- AIM -
Scan the material below for the string "this", and copy every line where it shows up.

- TASK INPUT -
________________________________________
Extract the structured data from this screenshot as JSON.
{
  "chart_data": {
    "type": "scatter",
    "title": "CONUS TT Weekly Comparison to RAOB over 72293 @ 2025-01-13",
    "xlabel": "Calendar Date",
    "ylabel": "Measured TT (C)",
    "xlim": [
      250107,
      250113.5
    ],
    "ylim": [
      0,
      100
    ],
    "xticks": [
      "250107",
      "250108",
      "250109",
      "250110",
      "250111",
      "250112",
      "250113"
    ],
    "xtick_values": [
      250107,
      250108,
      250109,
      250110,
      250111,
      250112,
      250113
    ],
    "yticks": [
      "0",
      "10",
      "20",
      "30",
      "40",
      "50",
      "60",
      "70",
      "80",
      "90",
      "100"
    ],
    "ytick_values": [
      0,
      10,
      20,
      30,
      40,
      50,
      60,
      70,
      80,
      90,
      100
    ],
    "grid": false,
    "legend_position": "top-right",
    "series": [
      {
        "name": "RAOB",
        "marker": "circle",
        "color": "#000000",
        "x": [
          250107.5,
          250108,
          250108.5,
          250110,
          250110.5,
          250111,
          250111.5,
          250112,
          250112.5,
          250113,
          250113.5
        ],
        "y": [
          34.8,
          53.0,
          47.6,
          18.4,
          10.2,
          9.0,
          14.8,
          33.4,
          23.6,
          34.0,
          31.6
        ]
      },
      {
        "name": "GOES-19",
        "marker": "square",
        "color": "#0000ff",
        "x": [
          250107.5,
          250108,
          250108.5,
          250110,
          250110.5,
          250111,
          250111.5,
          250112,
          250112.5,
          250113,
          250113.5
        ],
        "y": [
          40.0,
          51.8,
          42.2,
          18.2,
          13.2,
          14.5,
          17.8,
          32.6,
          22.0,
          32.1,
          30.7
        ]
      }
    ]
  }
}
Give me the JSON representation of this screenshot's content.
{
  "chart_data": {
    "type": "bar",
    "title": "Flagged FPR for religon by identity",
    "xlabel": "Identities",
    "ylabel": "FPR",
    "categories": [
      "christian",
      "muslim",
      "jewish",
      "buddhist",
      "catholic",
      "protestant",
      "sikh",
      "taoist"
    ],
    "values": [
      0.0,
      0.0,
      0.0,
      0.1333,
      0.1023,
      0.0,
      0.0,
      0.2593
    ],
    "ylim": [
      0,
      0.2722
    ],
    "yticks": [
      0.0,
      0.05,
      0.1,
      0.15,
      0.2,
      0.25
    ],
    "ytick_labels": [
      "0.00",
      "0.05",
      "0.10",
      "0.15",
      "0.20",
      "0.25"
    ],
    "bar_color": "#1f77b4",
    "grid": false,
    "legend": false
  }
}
________________________________________
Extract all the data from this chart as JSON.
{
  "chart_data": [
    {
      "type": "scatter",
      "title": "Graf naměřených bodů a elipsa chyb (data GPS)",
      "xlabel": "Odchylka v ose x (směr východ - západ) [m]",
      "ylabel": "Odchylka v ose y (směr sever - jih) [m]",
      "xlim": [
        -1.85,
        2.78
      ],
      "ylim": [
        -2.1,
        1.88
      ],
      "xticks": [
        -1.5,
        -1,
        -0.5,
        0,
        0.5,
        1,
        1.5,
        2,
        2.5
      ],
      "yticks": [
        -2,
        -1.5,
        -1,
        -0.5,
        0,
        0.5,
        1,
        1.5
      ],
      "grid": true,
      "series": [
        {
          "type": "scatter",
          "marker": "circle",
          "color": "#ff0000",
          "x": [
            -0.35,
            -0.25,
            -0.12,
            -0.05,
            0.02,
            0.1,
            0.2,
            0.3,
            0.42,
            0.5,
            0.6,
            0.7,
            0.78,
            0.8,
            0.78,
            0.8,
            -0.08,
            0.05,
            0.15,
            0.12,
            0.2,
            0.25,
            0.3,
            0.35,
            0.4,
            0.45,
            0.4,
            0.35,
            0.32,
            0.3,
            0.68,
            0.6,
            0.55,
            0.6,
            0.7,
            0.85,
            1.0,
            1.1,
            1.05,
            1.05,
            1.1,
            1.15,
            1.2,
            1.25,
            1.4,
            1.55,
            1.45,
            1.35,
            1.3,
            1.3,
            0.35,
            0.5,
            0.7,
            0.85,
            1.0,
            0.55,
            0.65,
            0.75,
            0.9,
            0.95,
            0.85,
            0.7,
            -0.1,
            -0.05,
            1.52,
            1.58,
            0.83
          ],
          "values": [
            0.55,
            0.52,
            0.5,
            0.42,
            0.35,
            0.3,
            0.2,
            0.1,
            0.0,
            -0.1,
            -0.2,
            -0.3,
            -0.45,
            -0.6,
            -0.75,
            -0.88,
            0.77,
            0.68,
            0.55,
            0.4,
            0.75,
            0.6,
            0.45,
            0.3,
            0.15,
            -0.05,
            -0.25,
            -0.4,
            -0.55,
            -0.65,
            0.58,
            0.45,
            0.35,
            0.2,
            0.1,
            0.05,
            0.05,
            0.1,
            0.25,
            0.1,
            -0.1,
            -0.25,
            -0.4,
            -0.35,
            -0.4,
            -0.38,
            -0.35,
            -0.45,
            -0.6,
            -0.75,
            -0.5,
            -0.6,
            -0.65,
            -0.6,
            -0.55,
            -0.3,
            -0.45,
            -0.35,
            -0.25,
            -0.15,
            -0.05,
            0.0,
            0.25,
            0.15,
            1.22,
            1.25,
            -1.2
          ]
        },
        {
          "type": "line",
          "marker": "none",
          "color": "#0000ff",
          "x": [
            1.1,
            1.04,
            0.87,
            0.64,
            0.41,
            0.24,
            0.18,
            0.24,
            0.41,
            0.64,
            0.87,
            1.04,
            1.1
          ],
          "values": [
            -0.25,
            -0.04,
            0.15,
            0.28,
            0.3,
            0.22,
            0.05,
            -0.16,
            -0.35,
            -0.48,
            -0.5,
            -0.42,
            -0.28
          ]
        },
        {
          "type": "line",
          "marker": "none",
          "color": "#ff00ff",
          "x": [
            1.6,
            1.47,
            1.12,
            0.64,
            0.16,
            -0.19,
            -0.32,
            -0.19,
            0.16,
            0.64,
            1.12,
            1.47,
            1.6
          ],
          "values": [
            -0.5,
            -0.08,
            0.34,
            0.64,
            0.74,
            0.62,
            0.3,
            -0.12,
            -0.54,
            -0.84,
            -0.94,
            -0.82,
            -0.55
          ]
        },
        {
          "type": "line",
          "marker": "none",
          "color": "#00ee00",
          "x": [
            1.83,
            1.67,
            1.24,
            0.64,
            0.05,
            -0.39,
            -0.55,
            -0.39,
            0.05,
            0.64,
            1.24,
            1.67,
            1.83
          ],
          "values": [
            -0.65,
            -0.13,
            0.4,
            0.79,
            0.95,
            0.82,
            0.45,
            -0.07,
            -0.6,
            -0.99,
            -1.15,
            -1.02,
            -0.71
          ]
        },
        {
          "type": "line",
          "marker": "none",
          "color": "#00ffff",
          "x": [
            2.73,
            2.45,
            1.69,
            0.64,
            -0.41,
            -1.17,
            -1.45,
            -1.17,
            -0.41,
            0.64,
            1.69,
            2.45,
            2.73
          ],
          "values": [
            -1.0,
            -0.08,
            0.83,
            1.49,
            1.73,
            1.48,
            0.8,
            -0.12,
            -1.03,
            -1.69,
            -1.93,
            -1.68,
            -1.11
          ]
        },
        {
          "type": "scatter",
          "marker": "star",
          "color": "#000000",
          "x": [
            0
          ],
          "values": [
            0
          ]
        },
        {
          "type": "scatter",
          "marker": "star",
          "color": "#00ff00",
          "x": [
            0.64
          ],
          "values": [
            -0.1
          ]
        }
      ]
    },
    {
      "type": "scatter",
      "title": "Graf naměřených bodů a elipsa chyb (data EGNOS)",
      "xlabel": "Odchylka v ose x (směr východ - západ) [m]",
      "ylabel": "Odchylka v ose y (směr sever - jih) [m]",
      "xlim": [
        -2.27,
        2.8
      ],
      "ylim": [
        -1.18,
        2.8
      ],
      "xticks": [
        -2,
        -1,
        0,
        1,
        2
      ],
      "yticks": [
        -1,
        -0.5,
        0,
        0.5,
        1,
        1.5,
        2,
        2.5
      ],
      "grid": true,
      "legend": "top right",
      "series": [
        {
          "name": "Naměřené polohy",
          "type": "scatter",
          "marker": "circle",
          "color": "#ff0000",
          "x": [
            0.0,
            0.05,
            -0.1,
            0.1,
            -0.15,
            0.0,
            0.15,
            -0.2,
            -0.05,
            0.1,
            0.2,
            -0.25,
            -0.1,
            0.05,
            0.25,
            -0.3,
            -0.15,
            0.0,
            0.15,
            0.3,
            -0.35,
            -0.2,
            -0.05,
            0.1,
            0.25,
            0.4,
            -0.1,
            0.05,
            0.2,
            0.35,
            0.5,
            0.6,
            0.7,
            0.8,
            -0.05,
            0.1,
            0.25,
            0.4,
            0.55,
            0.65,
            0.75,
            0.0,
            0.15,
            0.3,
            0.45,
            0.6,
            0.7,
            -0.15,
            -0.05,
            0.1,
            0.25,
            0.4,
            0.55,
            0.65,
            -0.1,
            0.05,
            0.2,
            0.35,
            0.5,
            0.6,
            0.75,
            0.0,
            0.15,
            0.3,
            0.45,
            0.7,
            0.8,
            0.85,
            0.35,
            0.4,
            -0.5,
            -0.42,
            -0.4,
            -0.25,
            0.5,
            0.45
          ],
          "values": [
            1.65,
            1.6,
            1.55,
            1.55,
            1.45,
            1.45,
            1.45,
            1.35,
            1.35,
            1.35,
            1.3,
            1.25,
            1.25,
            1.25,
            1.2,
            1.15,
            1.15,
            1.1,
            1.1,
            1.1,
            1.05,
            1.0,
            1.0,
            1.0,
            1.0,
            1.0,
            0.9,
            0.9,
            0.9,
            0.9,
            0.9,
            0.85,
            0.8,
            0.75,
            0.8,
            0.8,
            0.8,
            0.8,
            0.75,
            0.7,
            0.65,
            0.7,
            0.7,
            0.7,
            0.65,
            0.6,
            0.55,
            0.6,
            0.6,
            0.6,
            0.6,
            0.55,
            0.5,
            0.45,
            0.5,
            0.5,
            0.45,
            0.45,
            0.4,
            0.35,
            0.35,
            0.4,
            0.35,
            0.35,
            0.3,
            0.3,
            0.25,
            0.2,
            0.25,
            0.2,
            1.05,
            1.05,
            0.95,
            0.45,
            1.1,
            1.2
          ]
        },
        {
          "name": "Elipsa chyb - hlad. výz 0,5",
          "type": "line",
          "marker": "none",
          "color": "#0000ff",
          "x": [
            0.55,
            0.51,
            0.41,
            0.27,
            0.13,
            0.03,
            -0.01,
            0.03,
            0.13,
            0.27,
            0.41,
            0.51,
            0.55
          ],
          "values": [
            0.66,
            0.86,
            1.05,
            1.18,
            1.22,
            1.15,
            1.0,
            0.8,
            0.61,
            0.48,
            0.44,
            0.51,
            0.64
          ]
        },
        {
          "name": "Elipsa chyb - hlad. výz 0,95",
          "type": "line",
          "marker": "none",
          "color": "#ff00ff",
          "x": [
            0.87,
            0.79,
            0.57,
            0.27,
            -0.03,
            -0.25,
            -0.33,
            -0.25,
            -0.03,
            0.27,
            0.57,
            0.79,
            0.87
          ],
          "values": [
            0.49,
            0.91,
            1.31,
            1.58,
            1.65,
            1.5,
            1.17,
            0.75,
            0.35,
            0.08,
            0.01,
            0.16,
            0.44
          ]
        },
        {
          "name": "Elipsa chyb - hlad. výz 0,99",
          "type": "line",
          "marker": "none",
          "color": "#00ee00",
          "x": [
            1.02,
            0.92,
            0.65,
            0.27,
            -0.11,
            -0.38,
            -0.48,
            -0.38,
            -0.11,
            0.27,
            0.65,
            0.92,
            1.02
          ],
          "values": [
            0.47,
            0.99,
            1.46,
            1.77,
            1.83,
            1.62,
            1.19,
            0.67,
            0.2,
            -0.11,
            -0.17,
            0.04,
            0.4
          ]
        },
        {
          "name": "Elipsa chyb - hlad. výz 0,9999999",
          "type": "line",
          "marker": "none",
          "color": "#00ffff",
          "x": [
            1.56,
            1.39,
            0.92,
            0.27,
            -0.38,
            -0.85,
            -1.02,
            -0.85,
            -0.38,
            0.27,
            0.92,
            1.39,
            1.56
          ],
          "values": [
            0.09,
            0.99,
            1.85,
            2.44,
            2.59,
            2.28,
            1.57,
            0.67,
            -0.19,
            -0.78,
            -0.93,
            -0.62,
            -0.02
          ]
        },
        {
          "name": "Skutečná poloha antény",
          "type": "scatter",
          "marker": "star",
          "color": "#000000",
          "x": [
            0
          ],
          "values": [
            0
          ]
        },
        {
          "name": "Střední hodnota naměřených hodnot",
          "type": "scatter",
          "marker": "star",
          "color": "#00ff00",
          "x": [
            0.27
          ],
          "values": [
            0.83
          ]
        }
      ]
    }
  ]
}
________________________________________
- RESPONSE BELOW -
Extract the structured data from this screenshot as JSON.
Give me the JSON representation of this screenshot's content.
Extract all the data from this chart as JSON.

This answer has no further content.